+++ Records provided +++
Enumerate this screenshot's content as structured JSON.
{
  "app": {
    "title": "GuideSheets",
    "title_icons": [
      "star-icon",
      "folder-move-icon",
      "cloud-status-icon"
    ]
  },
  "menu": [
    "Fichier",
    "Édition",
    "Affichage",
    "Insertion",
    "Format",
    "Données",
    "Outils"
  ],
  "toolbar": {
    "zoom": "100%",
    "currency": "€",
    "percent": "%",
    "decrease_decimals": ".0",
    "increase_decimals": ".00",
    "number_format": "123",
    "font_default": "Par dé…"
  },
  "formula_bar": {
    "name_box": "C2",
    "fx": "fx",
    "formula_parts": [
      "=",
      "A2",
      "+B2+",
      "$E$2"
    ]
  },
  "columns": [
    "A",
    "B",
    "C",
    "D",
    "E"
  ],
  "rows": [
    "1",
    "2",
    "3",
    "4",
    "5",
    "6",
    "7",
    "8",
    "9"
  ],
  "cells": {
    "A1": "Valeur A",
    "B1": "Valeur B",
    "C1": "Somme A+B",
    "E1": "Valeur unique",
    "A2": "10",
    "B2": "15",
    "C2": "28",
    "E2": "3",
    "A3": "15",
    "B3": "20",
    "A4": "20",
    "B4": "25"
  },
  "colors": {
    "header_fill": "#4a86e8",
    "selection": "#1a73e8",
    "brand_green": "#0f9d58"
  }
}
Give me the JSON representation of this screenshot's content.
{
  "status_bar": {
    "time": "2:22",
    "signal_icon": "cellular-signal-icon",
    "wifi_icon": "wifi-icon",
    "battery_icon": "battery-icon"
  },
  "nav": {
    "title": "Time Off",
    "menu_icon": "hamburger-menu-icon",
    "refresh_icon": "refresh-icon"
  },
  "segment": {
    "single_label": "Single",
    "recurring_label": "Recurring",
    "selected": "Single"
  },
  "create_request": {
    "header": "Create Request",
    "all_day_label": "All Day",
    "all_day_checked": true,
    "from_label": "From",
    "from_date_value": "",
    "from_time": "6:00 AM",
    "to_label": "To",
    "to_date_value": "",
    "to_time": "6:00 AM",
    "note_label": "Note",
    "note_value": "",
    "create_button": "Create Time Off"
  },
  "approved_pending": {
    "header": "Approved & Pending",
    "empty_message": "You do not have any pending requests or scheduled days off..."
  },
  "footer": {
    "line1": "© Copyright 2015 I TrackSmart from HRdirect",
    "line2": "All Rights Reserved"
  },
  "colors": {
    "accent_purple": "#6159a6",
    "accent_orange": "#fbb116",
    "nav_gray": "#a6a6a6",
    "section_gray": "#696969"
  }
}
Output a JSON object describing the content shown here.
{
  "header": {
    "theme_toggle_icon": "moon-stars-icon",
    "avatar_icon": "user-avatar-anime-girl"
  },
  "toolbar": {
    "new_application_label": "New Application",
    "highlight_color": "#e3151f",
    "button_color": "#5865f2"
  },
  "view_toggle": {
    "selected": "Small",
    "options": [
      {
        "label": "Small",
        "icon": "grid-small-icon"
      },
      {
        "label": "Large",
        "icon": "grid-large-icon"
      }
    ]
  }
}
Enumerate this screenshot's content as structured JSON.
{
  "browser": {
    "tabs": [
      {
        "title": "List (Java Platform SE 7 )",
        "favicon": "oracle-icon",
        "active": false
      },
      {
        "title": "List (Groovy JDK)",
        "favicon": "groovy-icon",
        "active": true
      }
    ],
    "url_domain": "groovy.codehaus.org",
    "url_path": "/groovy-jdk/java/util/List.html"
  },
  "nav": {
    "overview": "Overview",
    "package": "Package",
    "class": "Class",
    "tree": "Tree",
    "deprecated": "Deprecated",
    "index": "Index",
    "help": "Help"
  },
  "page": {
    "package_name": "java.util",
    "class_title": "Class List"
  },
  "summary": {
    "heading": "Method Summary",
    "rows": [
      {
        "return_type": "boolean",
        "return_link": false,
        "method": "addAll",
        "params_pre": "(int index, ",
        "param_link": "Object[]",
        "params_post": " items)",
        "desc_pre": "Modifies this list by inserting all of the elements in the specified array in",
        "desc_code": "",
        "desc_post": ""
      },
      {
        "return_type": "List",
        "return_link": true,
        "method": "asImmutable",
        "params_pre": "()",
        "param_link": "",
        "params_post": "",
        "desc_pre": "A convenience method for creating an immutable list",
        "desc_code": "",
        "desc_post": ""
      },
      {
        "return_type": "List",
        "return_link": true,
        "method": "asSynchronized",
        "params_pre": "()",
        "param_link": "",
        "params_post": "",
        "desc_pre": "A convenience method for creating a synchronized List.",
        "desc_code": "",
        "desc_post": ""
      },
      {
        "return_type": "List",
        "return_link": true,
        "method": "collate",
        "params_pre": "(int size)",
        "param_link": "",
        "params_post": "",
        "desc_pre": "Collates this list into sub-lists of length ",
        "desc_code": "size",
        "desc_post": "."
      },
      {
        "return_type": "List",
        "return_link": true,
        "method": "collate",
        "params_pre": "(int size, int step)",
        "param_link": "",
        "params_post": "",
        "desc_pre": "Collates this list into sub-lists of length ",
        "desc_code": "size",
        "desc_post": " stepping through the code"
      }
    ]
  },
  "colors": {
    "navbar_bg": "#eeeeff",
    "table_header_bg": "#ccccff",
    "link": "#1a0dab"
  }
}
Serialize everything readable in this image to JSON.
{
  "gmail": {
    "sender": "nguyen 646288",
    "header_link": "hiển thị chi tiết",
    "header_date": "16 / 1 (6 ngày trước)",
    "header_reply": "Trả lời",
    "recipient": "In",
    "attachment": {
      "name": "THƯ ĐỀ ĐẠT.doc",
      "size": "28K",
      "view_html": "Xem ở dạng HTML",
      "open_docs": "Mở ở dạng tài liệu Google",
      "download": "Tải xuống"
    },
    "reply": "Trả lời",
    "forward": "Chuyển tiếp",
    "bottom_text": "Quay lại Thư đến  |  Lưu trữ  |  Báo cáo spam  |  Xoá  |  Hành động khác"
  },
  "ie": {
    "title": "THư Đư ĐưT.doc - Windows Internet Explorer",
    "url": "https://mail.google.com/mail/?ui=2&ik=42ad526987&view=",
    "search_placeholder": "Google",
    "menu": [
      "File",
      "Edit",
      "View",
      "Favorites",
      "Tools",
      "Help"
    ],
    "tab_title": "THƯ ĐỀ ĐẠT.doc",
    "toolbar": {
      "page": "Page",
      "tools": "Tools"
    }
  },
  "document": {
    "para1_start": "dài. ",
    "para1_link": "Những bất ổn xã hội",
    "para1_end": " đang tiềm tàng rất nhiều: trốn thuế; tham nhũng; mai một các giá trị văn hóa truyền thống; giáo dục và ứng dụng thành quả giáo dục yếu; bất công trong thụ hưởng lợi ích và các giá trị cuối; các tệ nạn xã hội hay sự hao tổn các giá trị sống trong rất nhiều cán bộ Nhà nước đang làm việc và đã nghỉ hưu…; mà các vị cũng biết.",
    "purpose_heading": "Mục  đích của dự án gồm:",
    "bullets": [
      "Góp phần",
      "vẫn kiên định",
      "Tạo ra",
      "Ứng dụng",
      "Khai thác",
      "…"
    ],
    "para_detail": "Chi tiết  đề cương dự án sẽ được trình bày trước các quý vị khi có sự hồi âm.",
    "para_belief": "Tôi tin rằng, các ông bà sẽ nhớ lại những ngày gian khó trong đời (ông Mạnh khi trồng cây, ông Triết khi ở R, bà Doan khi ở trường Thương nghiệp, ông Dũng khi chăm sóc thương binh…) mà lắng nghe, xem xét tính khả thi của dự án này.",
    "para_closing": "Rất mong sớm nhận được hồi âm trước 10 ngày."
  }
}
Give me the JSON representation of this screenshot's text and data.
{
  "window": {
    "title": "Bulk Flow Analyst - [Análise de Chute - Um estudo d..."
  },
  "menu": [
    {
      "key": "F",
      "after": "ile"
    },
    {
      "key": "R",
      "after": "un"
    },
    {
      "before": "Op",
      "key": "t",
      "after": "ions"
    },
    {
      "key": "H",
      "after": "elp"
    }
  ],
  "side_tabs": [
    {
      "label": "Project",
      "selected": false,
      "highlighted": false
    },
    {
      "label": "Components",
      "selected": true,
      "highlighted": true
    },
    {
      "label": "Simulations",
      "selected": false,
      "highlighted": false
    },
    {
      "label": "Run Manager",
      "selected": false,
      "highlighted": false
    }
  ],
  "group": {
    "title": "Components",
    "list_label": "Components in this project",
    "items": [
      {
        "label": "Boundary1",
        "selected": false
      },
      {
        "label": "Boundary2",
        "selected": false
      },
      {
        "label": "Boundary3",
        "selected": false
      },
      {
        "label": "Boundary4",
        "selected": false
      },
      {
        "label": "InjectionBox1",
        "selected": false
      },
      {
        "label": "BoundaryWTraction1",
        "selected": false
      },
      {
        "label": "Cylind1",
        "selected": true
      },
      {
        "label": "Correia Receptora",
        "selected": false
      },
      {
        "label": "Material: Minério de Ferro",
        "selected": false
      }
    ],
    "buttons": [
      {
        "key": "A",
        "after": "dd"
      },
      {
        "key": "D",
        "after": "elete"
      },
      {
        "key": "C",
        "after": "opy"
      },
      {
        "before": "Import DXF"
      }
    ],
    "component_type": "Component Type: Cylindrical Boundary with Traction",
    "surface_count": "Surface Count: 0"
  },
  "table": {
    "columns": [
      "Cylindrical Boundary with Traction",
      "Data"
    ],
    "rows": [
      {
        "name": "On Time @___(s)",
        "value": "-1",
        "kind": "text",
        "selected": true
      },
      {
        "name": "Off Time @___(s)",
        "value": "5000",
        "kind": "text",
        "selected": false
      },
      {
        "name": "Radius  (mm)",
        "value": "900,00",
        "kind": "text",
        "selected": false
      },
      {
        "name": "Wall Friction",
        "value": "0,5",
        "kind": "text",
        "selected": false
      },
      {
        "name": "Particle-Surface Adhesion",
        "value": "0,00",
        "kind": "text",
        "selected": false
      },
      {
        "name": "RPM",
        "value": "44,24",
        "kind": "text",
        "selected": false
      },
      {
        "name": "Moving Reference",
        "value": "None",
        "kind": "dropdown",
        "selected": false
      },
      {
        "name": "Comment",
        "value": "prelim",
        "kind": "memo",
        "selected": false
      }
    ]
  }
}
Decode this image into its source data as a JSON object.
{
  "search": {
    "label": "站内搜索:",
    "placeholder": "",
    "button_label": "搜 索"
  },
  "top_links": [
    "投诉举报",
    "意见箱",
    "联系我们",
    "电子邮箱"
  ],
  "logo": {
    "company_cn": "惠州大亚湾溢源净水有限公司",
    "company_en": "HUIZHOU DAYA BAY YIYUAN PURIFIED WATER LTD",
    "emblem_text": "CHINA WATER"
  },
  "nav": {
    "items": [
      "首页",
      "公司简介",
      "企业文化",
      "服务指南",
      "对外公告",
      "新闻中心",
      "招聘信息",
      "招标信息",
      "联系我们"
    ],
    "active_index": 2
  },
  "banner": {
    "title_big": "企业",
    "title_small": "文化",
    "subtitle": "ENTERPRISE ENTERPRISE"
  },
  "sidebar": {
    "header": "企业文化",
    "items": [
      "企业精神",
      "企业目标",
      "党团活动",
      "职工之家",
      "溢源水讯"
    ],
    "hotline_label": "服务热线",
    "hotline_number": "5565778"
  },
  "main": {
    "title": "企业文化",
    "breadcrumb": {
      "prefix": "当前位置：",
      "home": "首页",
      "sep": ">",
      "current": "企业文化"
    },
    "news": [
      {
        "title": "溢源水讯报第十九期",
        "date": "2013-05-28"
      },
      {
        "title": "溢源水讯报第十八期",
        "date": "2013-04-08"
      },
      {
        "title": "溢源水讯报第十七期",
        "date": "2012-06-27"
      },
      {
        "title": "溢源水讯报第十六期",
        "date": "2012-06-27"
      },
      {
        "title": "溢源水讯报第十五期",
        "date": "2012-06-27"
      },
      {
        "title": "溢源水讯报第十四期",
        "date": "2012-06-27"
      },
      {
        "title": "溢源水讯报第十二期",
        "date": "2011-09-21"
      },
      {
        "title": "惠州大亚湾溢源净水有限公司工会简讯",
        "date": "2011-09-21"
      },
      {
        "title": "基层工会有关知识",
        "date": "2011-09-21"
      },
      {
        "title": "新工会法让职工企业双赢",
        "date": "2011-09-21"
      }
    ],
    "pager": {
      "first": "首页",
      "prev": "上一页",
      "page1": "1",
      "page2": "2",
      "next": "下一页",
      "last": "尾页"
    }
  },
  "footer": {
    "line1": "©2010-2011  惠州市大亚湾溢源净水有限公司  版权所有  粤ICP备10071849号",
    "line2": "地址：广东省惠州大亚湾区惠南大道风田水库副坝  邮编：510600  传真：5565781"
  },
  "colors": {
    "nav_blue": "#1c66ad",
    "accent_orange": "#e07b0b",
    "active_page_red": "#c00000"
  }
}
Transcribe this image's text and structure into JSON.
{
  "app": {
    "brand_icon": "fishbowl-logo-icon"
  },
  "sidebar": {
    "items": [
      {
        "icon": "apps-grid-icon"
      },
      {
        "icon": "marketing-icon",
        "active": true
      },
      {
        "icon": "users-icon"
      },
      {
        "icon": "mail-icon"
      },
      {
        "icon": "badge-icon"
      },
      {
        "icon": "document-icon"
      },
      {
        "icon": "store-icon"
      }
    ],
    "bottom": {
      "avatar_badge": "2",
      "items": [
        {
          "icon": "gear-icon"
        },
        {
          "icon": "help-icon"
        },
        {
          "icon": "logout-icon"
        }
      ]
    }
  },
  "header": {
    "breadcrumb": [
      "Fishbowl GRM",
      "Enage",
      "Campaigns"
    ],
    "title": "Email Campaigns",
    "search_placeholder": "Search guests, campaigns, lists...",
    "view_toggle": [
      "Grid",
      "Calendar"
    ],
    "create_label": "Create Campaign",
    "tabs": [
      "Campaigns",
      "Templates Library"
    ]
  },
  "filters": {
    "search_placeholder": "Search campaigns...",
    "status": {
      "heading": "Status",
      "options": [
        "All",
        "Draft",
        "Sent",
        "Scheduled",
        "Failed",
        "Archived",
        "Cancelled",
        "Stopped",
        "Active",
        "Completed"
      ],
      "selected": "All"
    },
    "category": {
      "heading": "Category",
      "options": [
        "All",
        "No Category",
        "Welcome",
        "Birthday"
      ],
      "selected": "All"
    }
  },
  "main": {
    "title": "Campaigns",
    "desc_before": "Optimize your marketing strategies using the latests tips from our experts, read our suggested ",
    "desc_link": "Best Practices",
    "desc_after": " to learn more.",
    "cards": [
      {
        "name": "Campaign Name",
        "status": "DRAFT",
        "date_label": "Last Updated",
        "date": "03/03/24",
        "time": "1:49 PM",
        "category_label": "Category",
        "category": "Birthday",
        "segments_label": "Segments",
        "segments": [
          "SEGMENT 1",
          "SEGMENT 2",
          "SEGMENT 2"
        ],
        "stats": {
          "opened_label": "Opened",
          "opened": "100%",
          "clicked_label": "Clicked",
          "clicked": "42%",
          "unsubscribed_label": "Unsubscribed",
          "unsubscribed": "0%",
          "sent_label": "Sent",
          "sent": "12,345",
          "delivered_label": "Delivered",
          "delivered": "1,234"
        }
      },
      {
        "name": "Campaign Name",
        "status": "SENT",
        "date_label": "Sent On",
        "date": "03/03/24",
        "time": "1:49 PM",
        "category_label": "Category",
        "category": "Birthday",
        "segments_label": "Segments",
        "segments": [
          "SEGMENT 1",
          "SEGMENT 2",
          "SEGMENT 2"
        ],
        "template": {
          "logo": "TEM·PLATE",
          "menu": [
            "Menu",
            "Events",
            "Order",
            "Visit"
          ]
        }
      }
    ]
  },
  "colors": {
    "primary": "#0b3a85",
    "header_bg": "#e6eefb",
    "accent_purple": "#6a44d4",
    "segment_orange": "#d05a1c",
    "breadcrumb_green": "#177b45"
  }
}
+++
**Task details**
Scan the material above. Copy each line where "JSON" occurs.

**Exercise result**
Enumerate this screenshot's content as structured JSON.
Give me the JSON representation of this screenshot's content.
Output a JSON object describing the content shown here.
Enumerate this screenshot's content as structured JSON.
Serialize everything readable in this image to JSON.
Give me the JSON representation of this screenshot's text and data.
Decode this image into its source data as a JSON object.
Transcribe this image's text and structure into JSON.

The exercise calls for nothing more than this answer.